____ GIVEN INFORMATION
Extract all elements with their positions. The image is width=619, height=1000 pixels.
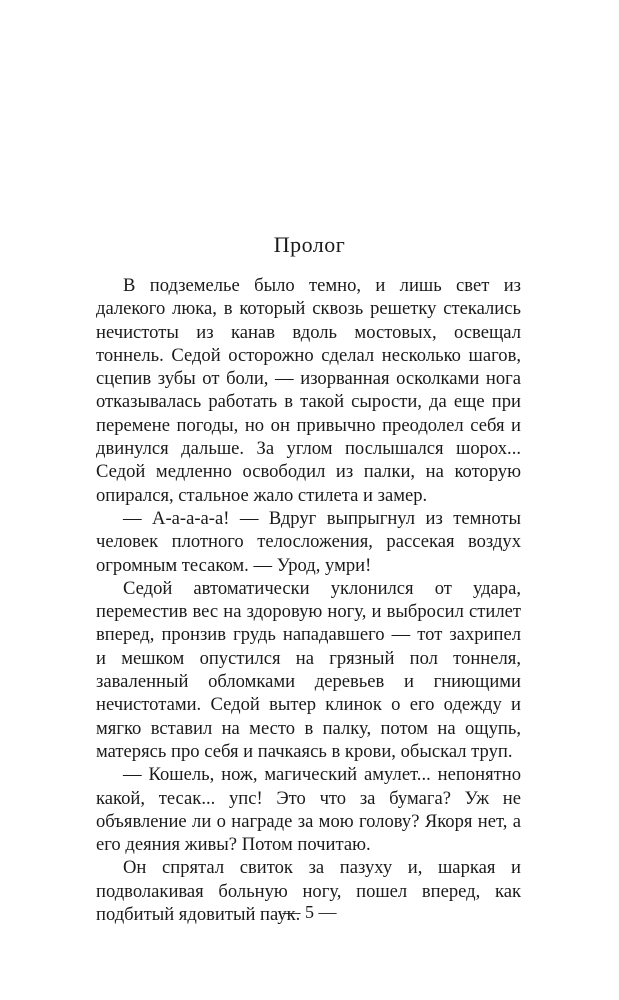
paragraph: В подземелье было темно, и лишь свет из далекого люка, в который сквозь решетку стекались нечистоты из канав вдоль мостовых, освещал тоннель. Седой осторожно сделал несколько шагов, сцепив зубы от боли, — изорванная осколками нога отказывалась работать в такой сырости, да еще при перемене погоды, но он привычно преодолел себя и двинулся дальше. За углом послышался шорох... Седой медленно освободил из палки, на которую опирался, стальное жало стилета и замер. [96,275,521,506]
page-number: — 5 — [282,902,337,922]
chapter-title: Пролог [273,232,346,257]
paragraph: Седой автоматически уклонился от удара, переместив вес на здоровую ногу, и выбросил стилет вперед, пронзив грудь нападавшего — тот захрипел и мешком опустился на грязный пол тоннеля, заваленный обломками деревьев и гниющими нечистотами. Седой вытер клинок о его одежду и мягко вставил на место в палку, потом на ощупь, матерясь про себя и пачкаясь в крови, обыскал труп. [96,577,521,762]
paragraph: Он спрятал свиток за пазуху и, шаркая и подволакивая больную ногу, пошел вперед, как подбитый ядовитый паук. [96,857,521,926]
paragraph: — Кошель, нож, магический амулет... непонятно какой, тесак... упс! Это что за бумага? Уж не объявление ли о награде за мою голову? Якоря нет, а его деяния живы? Потом почитаю. [96,764,521,856]
paragraph: — А-а-а-а-а! — Вдруг выпрыгнул из темноты человек плотного телосложения, рассекая воздух огромным тесаком. — Урод, умри! [96,507,521,576]
chapter-body [96,274,521,926]
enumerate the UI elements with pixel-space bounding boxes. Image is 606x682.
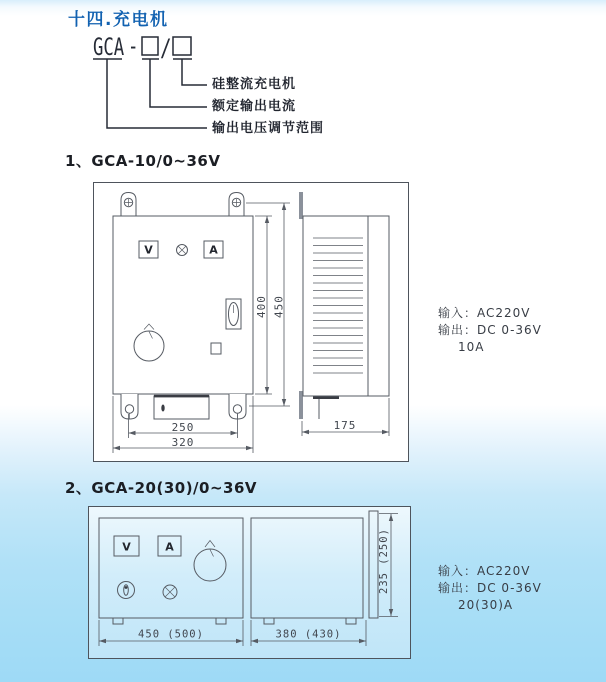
side-foot [313, 397, 339, 400]
foot-left [113, 618, 123, 624]
legend-connector-voltage-range [107, 59, 207, 128]
model-prefix: GCA [93, 33, 125, 61]
dimension-lines [99, 514, 398, 647]
indicator-lamp-icon [163, 585, 177, 599]
section1-specs [438, 305, 542, 356]
adjust-knob [194, 541, 226, 582]
plug-icon [161, 405, 164, 412]
dim-inner-height-label: 400 [255, 295, 268, 318]
voltmeter-label: V [144, 243, 153, 257]
dim-depth-label: 175 [333, 419, 357, 432]
wall-bracket-top [299, 192, 303, 219]
mounting-foot-left [121, 394, 138, 419]
foot-right [346, 618, 356, 624]
model-voltage-box [173, 37, 191, 55]
gca10-technical-drawing [94, 183, 408, 461]
spec-output: 输出：DC 0-36V [438, 581, 542, 595]
front-view [113, 193, 253, 420]
cabinet-body [99, 518, 243, 618]
page-title: 十四.充电机 [68, 10, 169, 30]
spec-output: 输出：DC 0-36V [438, 323, 542, 337]
section2-specs [438, 563, 542, 614]
wall-bracket-bottom [299, 391, 303, 419]
section2-drawing-panel [88, 506, 411, 659]
section2-heading: 2、GCA-20(30)/0~36V [65, 479, 258, 497]
power-switch-icon [118, 582, 135, 599]
model-slash: / [160, 35, 172, 63]
cabinet-side [251, 518, 363, 618]
ammeter-label: A [209, 243, 218, 257]
legend-label-rectifier: 硅整流充电机 [212, 77, 297, 92]
section1-drawing-panel [93, 182, 409, 462]
side-view [299, 192, 389, 419]
dim-width-label: 320 [171, 436, 195, 449]
dim-height-label: 235 (250) [378, 528, 390, 594]
cabinet-side [303, 216, 389, 396]
side-view [251, 511, 378, 624]
dim-width-label: 450 (500) [138, 628, 204, 641]
legend-label-voltage-range: 输出电压调节范围 [212, 121, 325, 136]
ammeter-label: A [165, 540, 174, 554]
front-view [99, 518, 243, 624]
dim-outer-height-label: 450 [272, 295, 286, 318]
foot-right [216, 618, 226, 624]
legend-connector-rated-current [150, 59, 207, 107]
section1-heading: 1、GCA-10/0~36V [65, 152, 221, 170]
gca20-technical-drawing [89, 507, 410, 658]
cabinet-body [113, 216, 253, 394]
spec-input: 输入：AC220V [438, 564, 531, 578]
spec-input: 输入：AC220V [438, 306, 531, 320]
model-current-box [142, 37, 158, 55]
model-code-diagram [88, 30, 218, 135]
spec-current: 20(30)A [458, 598, 514, 612]
foot-left [264, 618, 274, 624]
dim-feet-span-label: 250 [171, 421, 195, 434]
model-dash: - [128, 32, 139, 60]
spec-current: 10A [458, 340, 485, 354]
terminal-cover [154, 395, 209, 419]
front-panel-edge [369, 511, 378, 618]
legend-label-rated-current: 额定输出电流 [212, 99, 297, 114]
voltmeter-label: V [122, 540, 131, 554]
dim-depth-label: 380 (430) [275, 628, 342, 641]
legend-connector-rectifier [182, 59, 207, 85]
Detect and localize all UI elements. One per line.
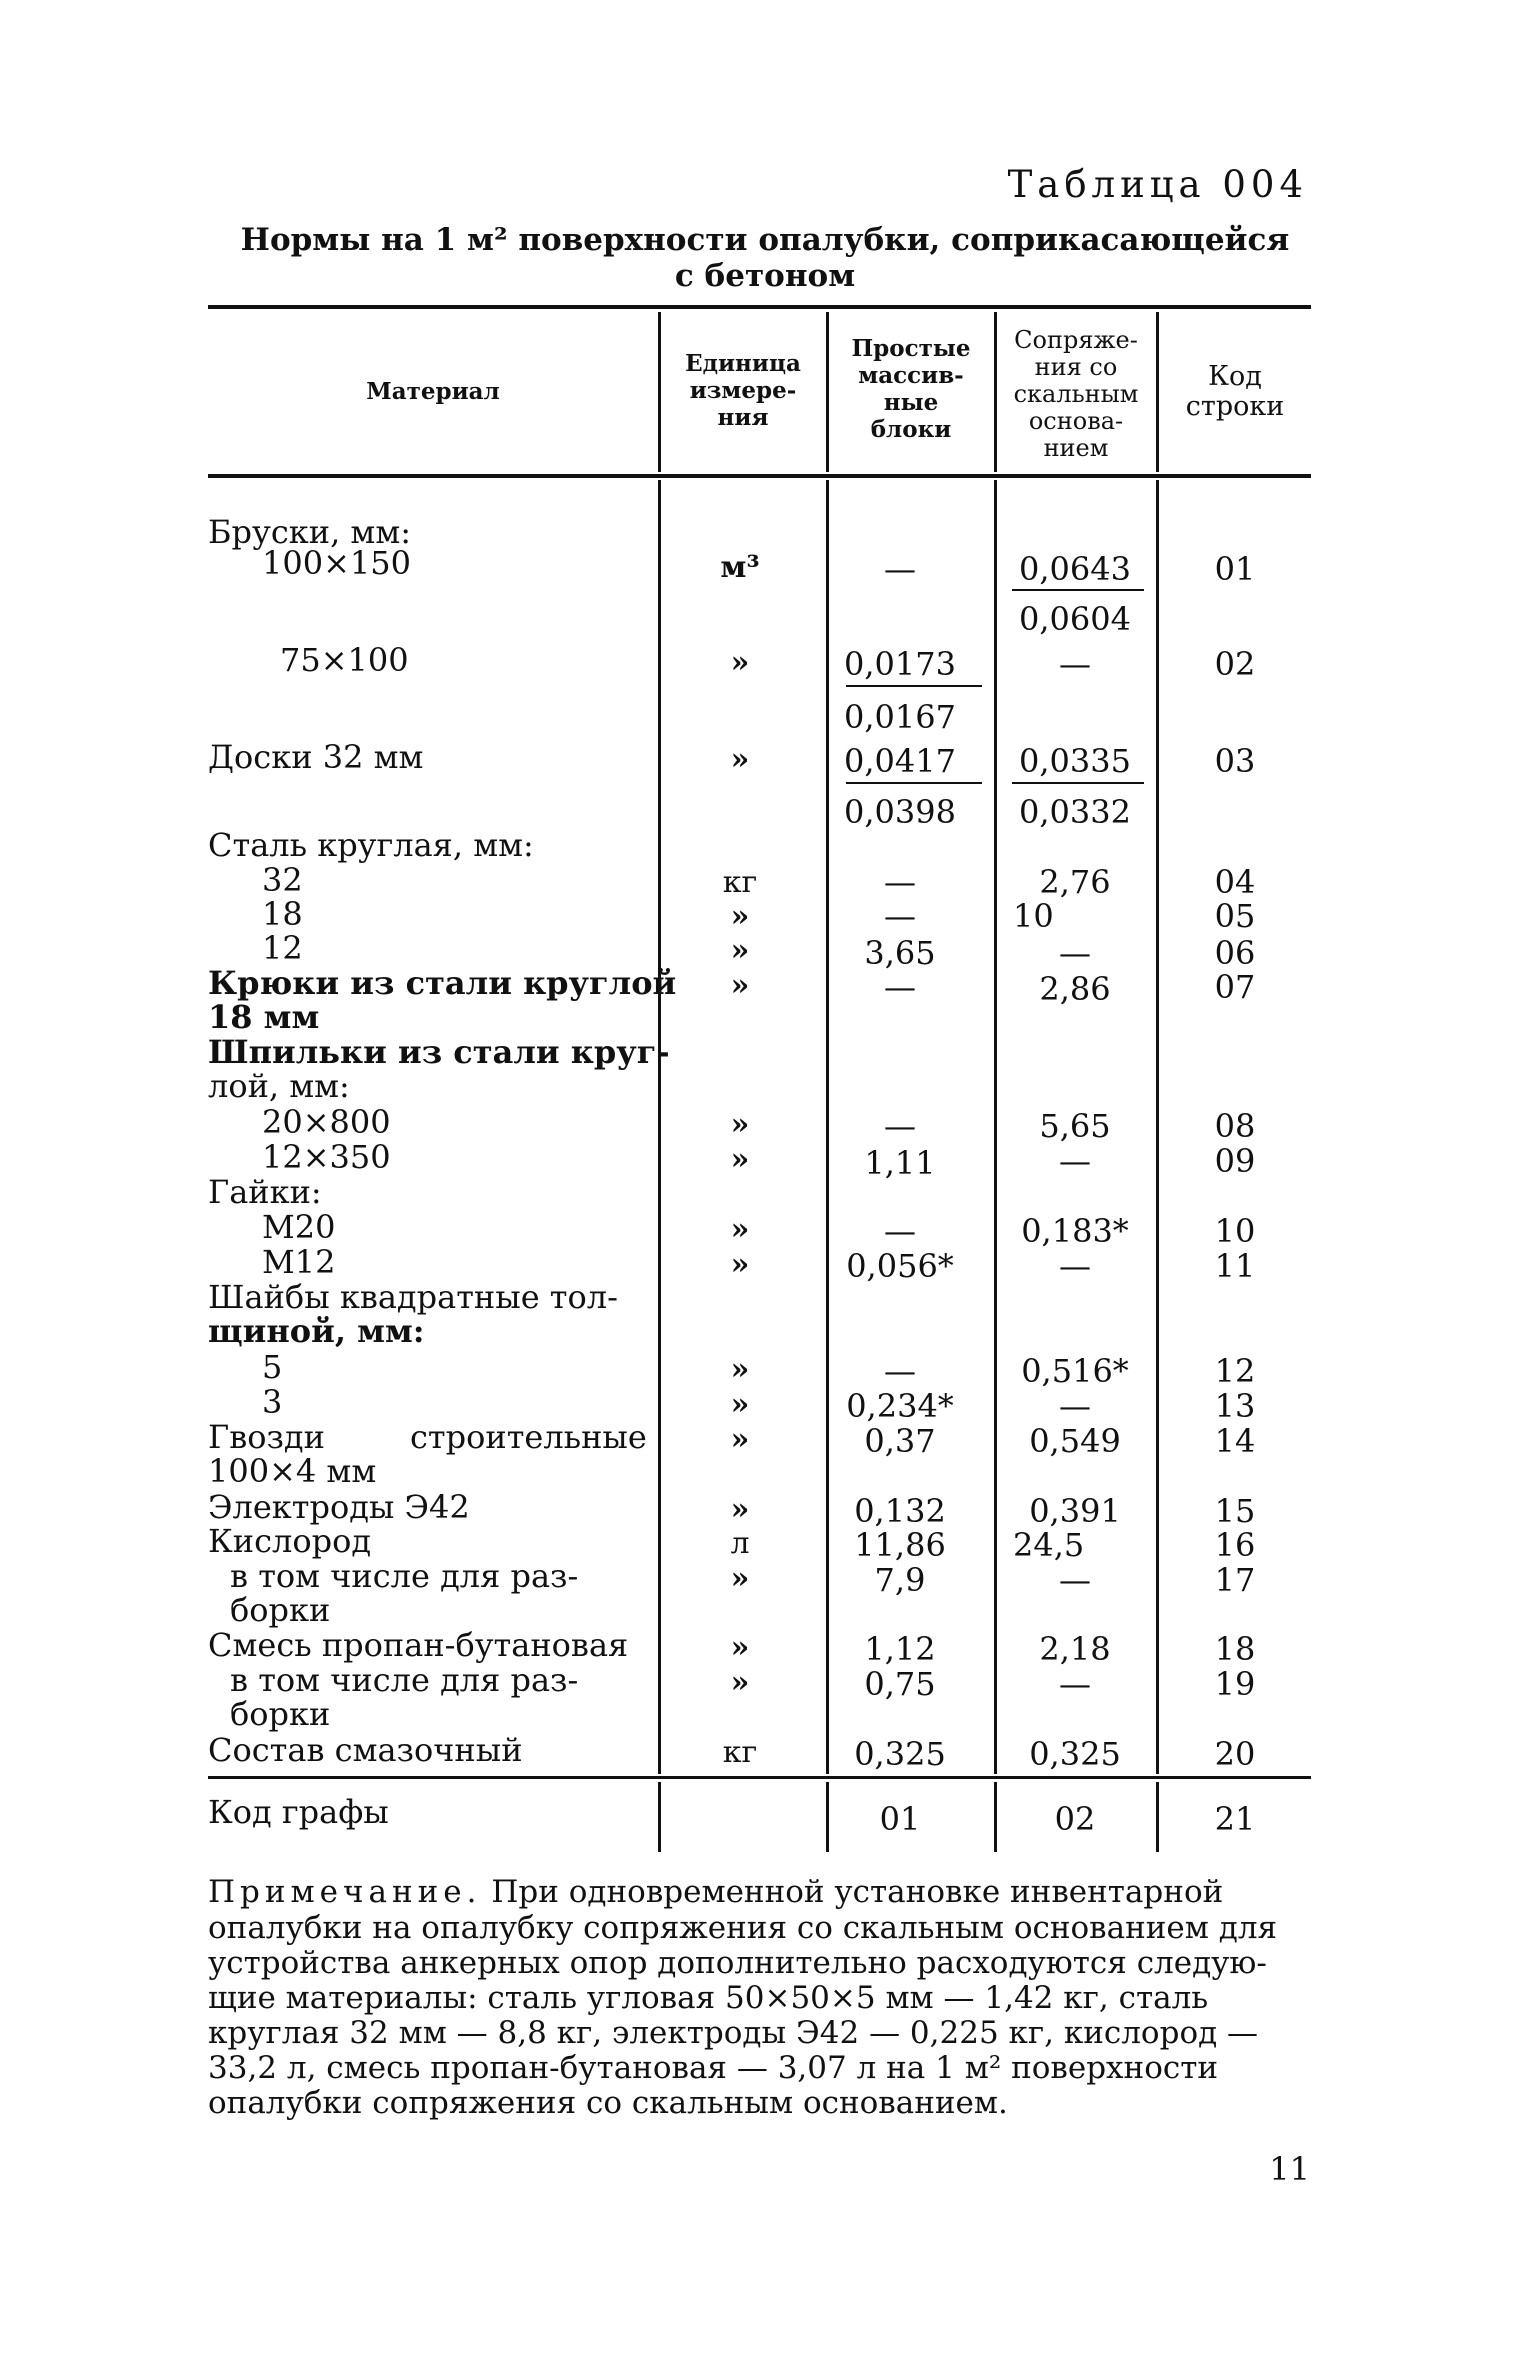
row-code: 08 — [1214, 1107, 1256, 1145]
material-label: в том числе для раз- — [230, 1661, 579, 1699]
row-code: 11 — [1214, 1247, 1256, 1285]
material-label: Гайки: — [208, 1173, 322, 1211]
material-label: 20×800 — [262, 1103, 391, 1141]
note-line: Примечание. При одновременной установке инвентарной — [208, 1874, 1224, 1910]
value-rock: 2,86 — [1039, 970, 1111, 1008]
unit-cell: » — [730, 1142, 750, 1177]
value-rock: — — [1059, 645, 1091, 683]
table-number: Таблица 004 — [1007, 163, 1308, 206]
table-top-rule — [208, 305, 1311, 309]
body-bottom-rule — [208, 1776, 1311, 1779]
row-code: 09 — [1214, 1142, 1256, 1180]
value-rock: — — [1059, 1665, 1091, 1703]
value-simple: 0,75 — [864, 1665, 936, 1703]
value-simple: — — [884, 897, 916, 935]
value-simple: — — [884, 1352, 916, 1390]
material-label: борки — [230, 1695, 331, 1733]
value-simple: 0,056* — [846, 1247, 954, 1285]
material-label: Шайбы квадратные тол- — [208, 1278, 618, 1316]
unit-cell: » — [730, 1630, 750, 1665]
material-label: борки — [230, 1591, 331, 1629]
header-material: Материал — [366, 378, 500, 405]
note-line: 33,2 л, смесь пропан-бутановая — 3,07 л на 1 м² поверхности — [208, 2050, 1219, 2086]
unit-cell: » — [730, 1212, 750, 1247]
row-code: 15 — [1214, 1492, 1256, 1530]
value-rock: — — [1059, 1247, 1091, 1285]
material-label: 18 мм — [208, 998, 320, 1036]
material-label: лой, мм: — [208, 1067, 350, 1105]
material-label: Гвозди — [208, 1418, 325, 1456]
unit-cell: кг — [722, 1735, 758, 1770]
value-simple: 1,12 — [864, 1630, 936, 1668]
footer-divider-2 — [826, 1782, 829, 1852]
column-code: 01 — [879, 1800, 921, 1838]
value-rock: 2,18 — [1039, 1630, 1111, 1668]
material-label: Электроды Э42 — [208, 1488, 470, 1526]
body-divider-3 — [994, 480, 997, 1774]
row-code: 04 — [1214, 863, 1256, 901]
value-rock: — — [1059, 934, 1091, 972]
value-simple: 0,234* — [846, 1387, 954, 1425]
value-rock: 5,65 — [1039, 1107, 1111, 1145]
body-divider-4 — [1156, 480, 1159, 1774]
unit-cell: » — [730, 1422, 750, 1457]
row-code: 13 — [1214, 1387, 1256, 1425]
value-rock: 0,516* — [1021, 1352, 1129, 1390]
material-label: строительные — [410, 1418, 647, 1456]
material-label: Состав смазочный — [208, 1731, 523, 1769]
value-rock: 0,391 — [1029, 1492, 1121, 1530]
header-simple-blocks: Простые массив- ные блоки — [851, 335, 971, 443]
row-code: 20 — [1214, 1735, 1256, 1773]
row-code: 16 — [1214, 1526, 1256, 1564]
row-code: 17 — [1214, 1561, 1256, 1599]
material-label: М20 — [262, 1208, 336, 1246]
unit-cell: » — [730, 899, 750, 934]
unit-cell: » — [730, 645, 750, 680]
value-simple: 0,325 — [854, 1735, 946, 1773]
value-simple: — — [884, 1107, 916, 1145]
fraction-line — [1012, 589, 1144, 591]
table-title-line1: Нормы на 1 м² поверхности опалубки, соприкасающейся — [240, 222, 1290, 258]
unit-cell: » — [730, 1561, 750, 1596]
note-line: опалубки на опалубку сопряжения со скальным основанием для — [208, 1910, 1278, 1946]
value-simple: 0,0167 — [844, 698, 956, 736]
header-divider-4 — [1156, 312, 1159, 472]
column-code-label: Код графы — [208, 1793, 389, 1831]
value-simple: 0,0398 — [844, 793, 956, 831]
value-rock: 0,0604 — [1019, 600, 1131, 638]
row-code: 05 — [1214, 897, 1256, 935]
value-rock: 0,325 — [1029, 1735, 1121, 1773]
fraction-line — [1012, 782, 1144, 784]
row-code: 12 — [1214, 1352, 1256, 1390]
material-label: 100×150 — [262, 544, 411, 582]
material-label: 12 — [262, 929, 303, 967]
note-line: опалубки сопряжения со скальным основанием. — [208, 2085, 1008, 2121]
value-simple: 0,0173 — [844, 645, 956, 683]
header-rock-base: Сопряже- ния со скальным основа- нием — [1013, 326, 1139, 462]
row-code: 10 — [1214, 1212, 1256, 1250]
footer-divider-1 — [658, 1782, 661, 1852]
value-rock: — — [1059, 1142, 1091, 1180]
row-code: 03 — [1214, 742, 1256, 780]
fraction-line — [846, 685, 982, 687]
row-code: 06 — [1214, 934, 1256, 972]
unit-cell: м³ — [720, 550, 760, 585]
value-rock: 0,0643 — [1019, 550, 1131, 588]
body-divider-1 — [658, 480, 661, 1774]
unit-cell: » — [730, 1107, 750, 1142]
value-simple: 0,37 — [864, 1422, 936, 1460]
value-simple: 1,11 — [864, 1144, 936, 1182]
fraction-line — [846, 782, 982, 784]
material-label: Шпильки из стали круг- — [208, 1033, 670, 1071]
material-label: Сталь круглая, мм: — [208, 826, 534, 864]
value-rock: 0,0335 — [1019, 742, 1131, 780]
body-divider-2 — [826, 480, 829, 1774]
material-label: 100×4 мм — [208, 1452, 377, 1490]
row-code: 01 — [1214, 550, 1256, 588]
table-title-line2: с бетоном — [674, 258, 856, 294]
unit-cell: кг — [722, 865, 758, 900]
value-rock: 0,183* — [1021, 1212, 1129, 1250]
value-rock: 10 — [1013, 897, 1054, 935]
value-simple: — — [884, 863, 916, 901]
unit-cell: » — [730, 1387, 750, 1422]
value-simple: 0,0417 — [844, 742, 956, 780]
unit-cell: » — [730, 742, 750, 777]
value-simple: — — [884, 550, 916, 588]
unit-cell: » — [730, 1247, 750, 1282]
material-label: 3 — [262, 1383, 283, 1421]
value-rock: — — [1059, 1561, 1091, 1599]
unit-cell: » — [730, 933, 750, 968]
material-label: М12 — [262, 1243, 336, 1281]
header-divider-3 — [994, 312, 997, 472]
unit-cell: л — [730, 1526, 750, 1561]
footer-divider-3 — [994, 1782, 997, 1852]
material-label: 12×350 — [262, 1138, 391, 1176]
material-label: Смесь пропан-бутановая — [208, 1626, 629, 1664]
column-code: 02 — [1054, 1800, 1096, 1838]
note-line: круглая 32 мм — 8,8 кг, электроды Э42 — 0,225 кг, кислород — — [208, 2015, 1259, 2051]
material-label: 5 — [262, 1348, 283, 1386]
header-divider-2 — [826, 312, 829, 472]
row-code: 19 — [1214, 1665, 1256, 1703]
value-rock: 2,76 — [1039, 863, 1111, 901]
material-label: Кислород — [208, 1522, 372, 1560]
material-label: Бруски, мм: — [208, 513, 411, 551]
material-label: в том числе для раз- — [230, 1557, 579, 1595]
value-simple: 0,132 — [854, 1492, 946, 1530]
material-label: Доски 32 мм — [208, 738, 424, 776]
unit-cell: » — [730, 1352, 750, 1387]
material-label: 75×100 — [280, 641, 409, 679]
note-lead: Примечание. — [208, 1874, 482, 1910]
row-code: 14 — [1214, 1422, 1256, 1460]
row-code: 18 — [1214, 1630, 1256, 1668]
header-row-code: Код строки — [1185, 361, 1285, 422]
unit-cell: » — [730, 1665, 750, 1700]
material-label: Крюки из стали круглой — [208, 964, 677, 1002]
value-simple: 3,65 — [864, 934, 936, 972]
row-code: 07 — [1214, 968, 1256, 1006]
value-rock: 0,0332 — [1019, 793, 1131, 831]
header-divider-1 — [658, 312, 661, 472]
value-rock: 0,549 — [1029, 1422, 1121, 1460]
value-simple: 7,9 — [874, 1561, 926, 1599]
page-number: 11 — [1269, 2150, 1310, 2188]
value-rock: 24,5 — [1013, 1526, 1085, 1564]
value-simple: 11,86 — [854, 1526, 946, 1564]
header-bottom-rule — [208, 474, 1311, 478]
note-line: устройства анкерных опор дополнительно расходуются следую- — [208, 1945, 1267, 1981]
column-code: 21 — [1214, 1800, 1256, 1838]
value-rock: — — [1059, 1387, 1091, 1425]
unit-cell: » — [730, 968, 750, 1003]
value-simple: — — [884, 968, 916, 1006]
value-simple: — — [884, 1212, 916, 1250]
material-label: 18 — [262, 895, 303, 933]
footer-divider-4 — [1156, 1782, 1159, 1852]
material-label: 32 — [262, 861, 303, 899]
note-line: щие материалы: сталь угловая 50×50×5 мм — 1,42 кг, сталь — [208, 1980, 1209, 2016]
unit-cell: » — [730, 1492, 750, 1527]
header-unit: Единица измере- ния — [685, 350, 801, 431]
material-label: щиной, мм: — [208, 1312, 425, 1350]
row-code: 02 — [1214, 645, 1256, 683]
________
▸ **INSTRUCTIONS FOR THE TASK**
Copy out the lines from the one with "side-foot [313, 397, 339, 400]" up to and including the one with "section2-heading: 2、GCA-20(30)/0~36V [65, 479, 258, 497]", exactly as they appear.

▸ **EXERCISE OUTPUT**
side-foot [313, 397, 339, 400]
foot-left [113, 618, 123, 624]
legend-connector-voltage-range [107, 59, 207, 128]
model-prefix: GCA [93, 33, 125, 61]
dimension-lines [99, 514, 398, 647]
indicator-lamp-icon [163, 585, 177, 599]
section1-specs [438, 305, 542, 356]
adjust-knob [194, 541, 226, 582]
plug-icon [161, 405, 164, 412]
dim-inner-height-label: 400 [255, 295, 268, 318]
voltmeter-label: V [144, 243, 153, 257]
dim-depth-label: 175 [333, 419, 357, 432]
wall-bracket-top [299, 192, 303, 219]
mounting-foot-left [121, 394, 138, 419]
foot-right [346, 618, 356, 624]
model-voltage-box [173, 37, 191, 55]
gca10-technical-drawing [94, 183, 408, 461]
spec-output: 输出：DC 0-36V [438, 581, 542, 595]
front-view [113, 193, 253, 420]
cabinet-body [99, 518, 243, 618]
page-title: 十四.充电机 [68, 10, 169, 30]
spec-output: 输出：DC 0-36V [438, 323, 542, 337]
section2-specs [438, 563, 542, 614]
wall-bracket-bottom [299, 391, 303, 419]
section2-drawing-panel [88, 506, 411, 659]
section2-heading: 2、GCA-20(30)/0~36V [65, 479, 258, 497]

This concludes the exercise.